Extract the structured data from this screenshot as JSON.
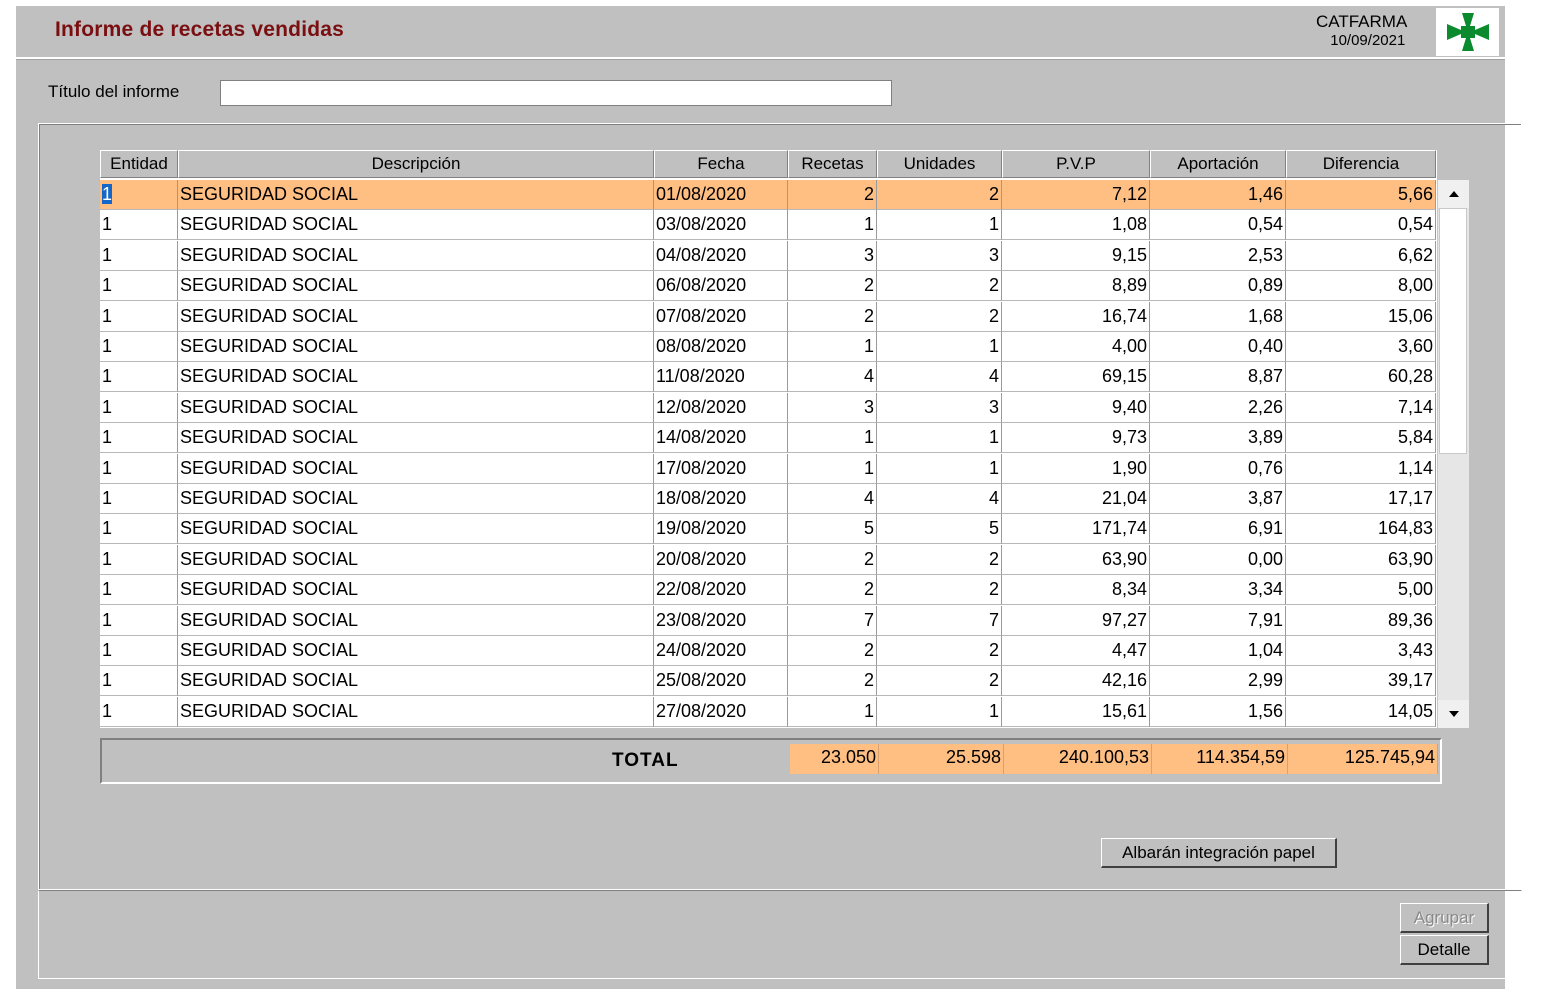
{
  "header": {
    "title": "Informe de recetas vendidas",
    "app_name": "CATFARMA",
    "date": "10/09/2021",
    "logo_color": "#0b8a2e"
  },
  "title_field": {
    "label": "Título del informe",
    "value": ""
  },
  "columns": [
    "Entidad",
    "Descripción",
    "Fecha",
    "Recetas",
    "Unidades",
    "P.V.P",
    "Aportación",
    "Diferencia"
  ],
  "rows": [
    [
      "1",
      "SEGURIDAD SOCIAL",
      "01/08/2020",
      "2",
      "2",
      "7,12",
      "1,46",
      "5,66"
    ],
    [
      "1",
      "SEGURIDAD SOCIAL",
      "03/08/2020",
      "1",
      "1",
      "1,08",
      "0,54",
      "0,54"
    ],
    [
      "1",
      "SEGURIDAD SOCIAL",
      "04/08/2020",
      "3",
      "3",
      "9,15",
      "2,53",
      "6,62"
    ],
    [
      "1",
      "SEGURIDAD SOCIAL",
      "06/08/2020",
      "2",
      "2",
      "8,89",
      "0,89",
      "8,00"
    ],
    [
      "1",
      "SEGURIDAD SOCIAL",
      "07/08/2020",
      "2",
      "2",
      "16,74",
      "1,68",
      "15,06"
    ],
    [
      "1",
      "SEGURIDAD SOCIAL",
      "08/08/2020",
      "1",
      "1",
      "4,00",
      "0,40",
      "3,60"
    ],
    [
      "1",
      "SEGURIDAD SOCIAL",
      "11/08/2020",
      "4",
      "4",
      "69,15",
      "8,87",
      "60,28"
    ],
    [
      "1",
      "SEGURIDAD SOCIAL",
      "12/08/2020",
      "3",
      "3",
      "9,40",
      "2,26",
      "7,14"
    ],
    [
      "1",
      "SEGURIDAD SOCIAL",
      "14/08/2020",
      "1",
      "1",
      "9,73",
      "3,89",
      "5,84"
    ],
    [
      "1",
      "SEGURIDAD SOCIAL",
      "17/08/2020",
      "1",
      "1",
      "1,90",
      "0,76",
      "1,14"
    ],
    [
      "1",
      "SEGURIDAD SOCIAL",
      "18/08/2020",
      "4",
      "4",
      "21,04",
      "3,87",
      "17,17"
    ],
    [
      "1",
      "SEGURIDAD SOCIAL",
      "19/08/2020",
      "5",
      "5",
      "171,74",
      "6,91",
      "164,83"
    ],
    [
      "1",
      "SEGURIDAD SOCIAL",
      "20/08/2020",
      "2",
      "2",
      "63,90",
      "0,00",
      "63,90"
    ],
    [
      "1",
      "SEGURIDAD SOCIAL",
      "22/08/2020",
      "2",
      "2",
      "8,34",
      "3,34",
      "5,00"
    ],
    [
      "1",
      "SEGURIDAD SOCIAL",
      "23/08/2020",
      "7",
      "7",
      "97,27",
      "7,91",
      "89,36"
    ],
    [
      "1",
      "SEGURIDAD SOCIAL",
      "24/08/2020",
      "2",
      "2",
      "4,47",
      "1,04",
      "3,43"
    ],
    [
      "1",
      "SEGURIDAD SOCIAL",
      "25/08/2020",
      "2",
      "2",
      "42,16",
      "2,99",
      "39,17"
    ],
    [
      "1",
      "SEGURIDAD SOCIAL",
      "27/08/2020",
      "1",
      "1",
      "15,61",
      "1,56",
      "14,05"
    ]
  ],
  "selected_row": 0,
  "totals": {
    "label": "TOTAL",
    "recetas": "23.050",
    "unidades": "25.598",
    "pvp": "240.100,53",
    "aportacion": "114.354,59",
    "diferencia": "125.745,94"
  },
  "buttons": {
    "albaran": "Albarán integración papel",
    "agrupar": "Agrupar",
    "detalle": "Detalle"
  },
  "colors": {
    "title": "#7a0f12",
    "highlight": "#ffbe82",
    "window": "#c0c0c0"
  },
  "icons": {
    "scroll_up": "scroll-up-arrow-icon",
    "scroll_down": "scroll-down-arrow-icon"
  }
}
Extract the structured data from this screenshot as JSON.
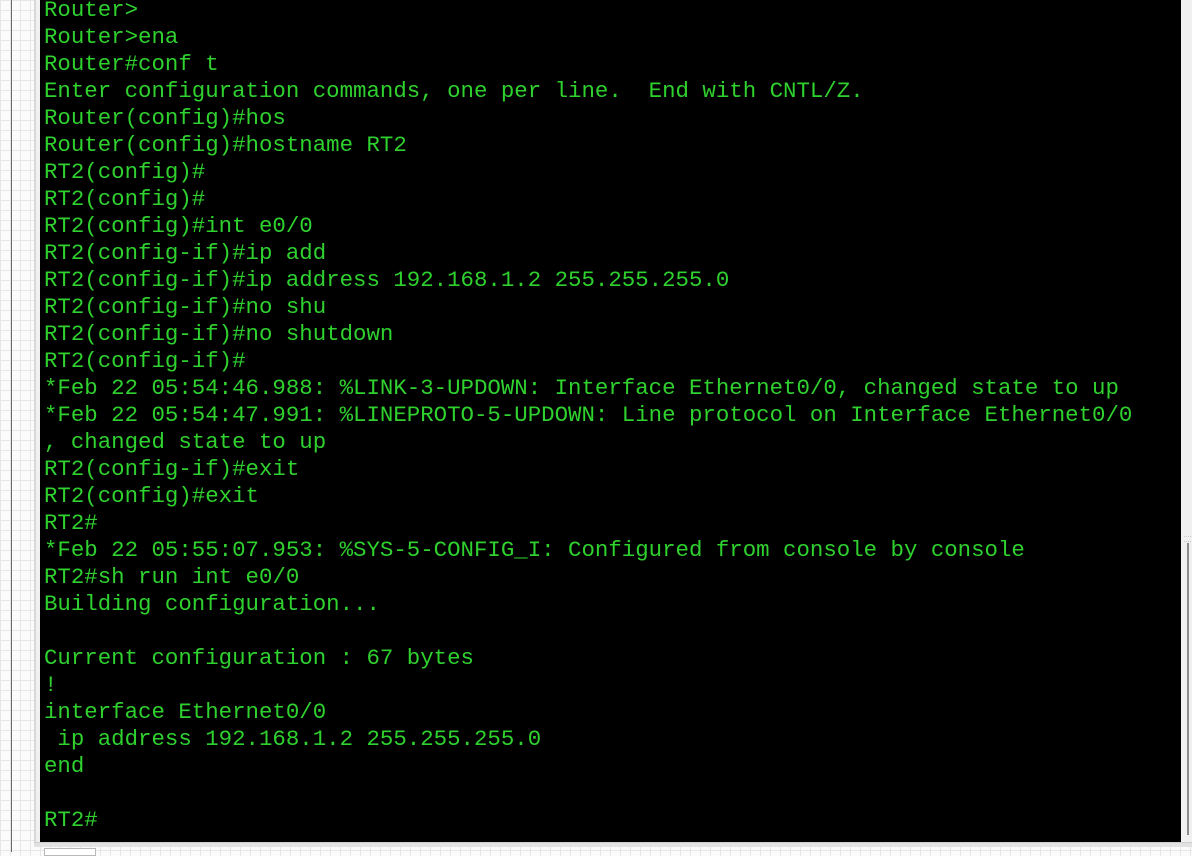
{
  "terminal": {
    "theme": {
      "background": "#000000",
      "foreground": "#2fd12f"
    },
    "lines": [
      "Router>",
      "Router>ena",
      "Router#conf t",
      "Enter configuration commands, one per line.  End with CNTL/Z.",
      "Router(config)#hos",
      "Router(config)#hostname RT2",
      "RT2(config)#",
      "RT2(config)#",
      "RT2(config)#int e0/0",
      "RT2(config-if)#ip add",
      "RT2(config-if)#ip address 192.168.1.2 255.255.255.0",
      "RT2(config-if)#no shu",
      "RT2(config-if)#no shutdown",
      "RT2(config-if)#",
      "*Feb 22 05:54:46.988: %LINK-3-UPDOWN: Interface Ethernet0/0, changed state to up",
      "*Feb 22 05:54:47.991: %LINEPROTO-5-UPDOWN: Line protocol on Interface Ethernet0/0",
      ", changed state to up",
      "RT2(config-if)#exit",
      "RT2(config)#exit",
      "RT2#",
      "*Feb 22 05:55:07.953: %SYS-5-CONFIG_I: Configured from console by console",
      "RT2#sh run int e0/0",
      "Building configuration...",
      "",
      "Current configuration : 67 bytes",
      "!",
      "interface Ethernet0/0",
      " ip address 192.168.1.2 255.255.255.0",
      "end",
      "",
      "RT2#"
    ]
  }
}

**EXERCISE**
Exclude the pictures and repeat every other part of the records word for word.

**FINAL ANSWER**
Extract the structured data from this screenshot as JSON.
{
  "header": {
    "title": "Informe de recetas vendidas",
    "app_name": "CATFARMA",
    "date": "10/09/2021",
    "logo_color": "#0b8a2e"
  },
  "title_field": {
    "label": "Título del informe",
    "value": ""
  },
  "columns": [
    "Entidad",
    "Descripción",
    "Fecha",
    "Recetas",
    "Unidades",
    "P.V.P",
    "Aportación",
    "Diferencia"
  ],
  "rows": [
    [
      "1",
      "SEGURIDAD SOCIAL",
      "01/08/2020",
      "2",
      "2",
      "7,12",
      "1,46",
      "5,66"
    ],
    [
      "1",
      "SEGURIDAD SOCIAL",
      "03/08/2020",
      "1",
      "1",
      "1,08",
      "0,54",
      "0,54"
    ],
    [
      "1",
      "SEGURIDAD SOCIAL",
      "04/08/2020",
      "3",
      "3",
      "9,15",
      "2,53",
      "6,62"
    ],
    [
      "1",
      "SEGURIDAD SOCIAL",
      "06/08/2020",
      "2",
      "2",
      "8,89",
      "0,89",
      "8,00"
    ],
    [
      "1",
      "SEGURIDAD SOCIAL",
      "07/08/2020",
      "2",
      "2",
      "16,74",
      "1,68",
      "15,06"
    ],
    [
      "1",
      "SEGURIDAD SOCIAL",
      "08/08/2020",
      "1",
      "1",
      "4,00",
      "0,40",
      "3,60"
    ],
    [
      "1",
      "SEGURIDAD SOCIAL",
      "11/08/2020",
      "4",
      "4",
      "69,15",
      "8,87",
      "60,28"
    ],
    [
      "1",
      "SEGURIDAD SOCIAL",
      "12/08/2020",
      "3",
      "3",
      "9,40",
      "2,26",
      "7,14"
    ],
    [
      "1",
      "SEGURIDAD SOCIAL",
      "14/08/2020",
      "1",
      "1",
      "9,73",
      "3,89",
      "5,84"
    ],
    [
      "1",
      "SEGURIDAD SOCIAL",
      "17/08/2020",
      "1",
      "1",
      "1,90",
      "0,76",
      "1,14"
    ],
    [
      "1",
      "SEGURIDAD SOCIAL",
      "18/08/2020",
      "4",
      "4",
      "21,04",
      "3,87",
      "17,17"
    ],
    [
      "1",
      "SEGURIDAD SOCIAL",
      "19/08/2020",
      "5",
      "5",
      "171,74",
      "6,91",
      "164,83"
    ],
    [
      "1",
      "SEGURIDAD SOCIAL",
      "20/08/2020",
      "2",
      "2",
      "63,90",
      "0,00",
      "63,90"
    ],
    [
      "1",
      "SEGURIDAD SOCIAL",
      "22/08/2020",
      "2",
      "2",
      "8,34",
      "3,34",
      "5,00"
    ],
    [
      "1",
      "SEGURIDAD SOCIAL",
      "23/08/2020",
      "7",
      "7",
      "97,27",
      "7,91",
      "89,36"
    ],
    [
      "1",
      "SEGURIDAD SOCIAL",
      "24/08/2020",
      "2",
      "2",
      "4,47",
      "1,04",
      "3,43"
    ],
    [
      "1",
      "SEGURIDAD SOCIAL",
      "25/08/2020",
      "2",
      "2",
      "42,16",
      "2,99",
      "39,17"
    ],
    [
      "1",
      "SEGURIDAD SOCIAL",
      "27/08/2020",
      "1",
      "1",
      "15,61",
      "1,56",
      "14,05"
    ]
  ],
  "selected_row": 0,
  "totals": {
    "label": "TOTAL",
    "recetas": "23.050",
    "unidades": "25.598",
    "pvp": "240.100,53",
    "aportacion": "114.354,59",
    "diferencia": "125.745,94"
  },
  "buttons": {
    "albaran": "Albarán integración papel",
    "agrupar": "Agrupar",
    "detalle": "Detalle"
  },
  "colors": {
    "title": "#7a0f12",
    "highlight": "#ffbe82",
    "window": "#c0c0c0"
  },
  "icons": {
    "scroll_up": "scroll-up-arrow-icon",
    "scroll_down": "scroll-down-arrow-icon"
  }
}
Extract the structured data from this screenshot as JSON.
{
  "terminal": {
    "theme": {
      "background": "#000000",
      "foreground": "#2fd12f"
    },
    "lines": [
      "Router>",
      "Router>ena",
      "Router#conf t",
      "Enter configuration commands, one per line.  End with CNTL/Z.",
      "Router(config)#hos",
      "Router(config)#hostname RT2",
      "RT2(config)#",
      "RT2(config)#",
      "RT2(config)#int e0/0",
      "RT2(config-if)#ip add",
      "RT2(config-if)#ip address 192.168.1.2 255.255.255.0",
      "RT2(config-if)#no shu",
      "RT2(config-if)#no shutdown",
      "RT2(config-if)#",
      "*Feb 22 05:54:46.988: %LINK-3-UPDOWN: Interface Ethernet0/0, changed state to up",
      "*Feb 22 05:54:47.991: %LINEPROTO-5-UPDOWN: Line protocol on Interface Ethernet0/0",
      ", changed state to up",
      "RT2(config-if)#exit",
      "RT2(config)#exit",
      "RT2#",
      "*Feb 22 05:55:07.953: %SYS-5-CONFIG_I: Configured from console by console",
      "RT2#sh run int e0/0",
      "Building configuration...",
      "",
      "Current configuration : 67 bytes",
      "!",
      "interface Ethernet0/0",
      " ip address 192.168.1.2 255.255.255.0",
      "end",
      "",
      "RT2#"
    ]
  }
}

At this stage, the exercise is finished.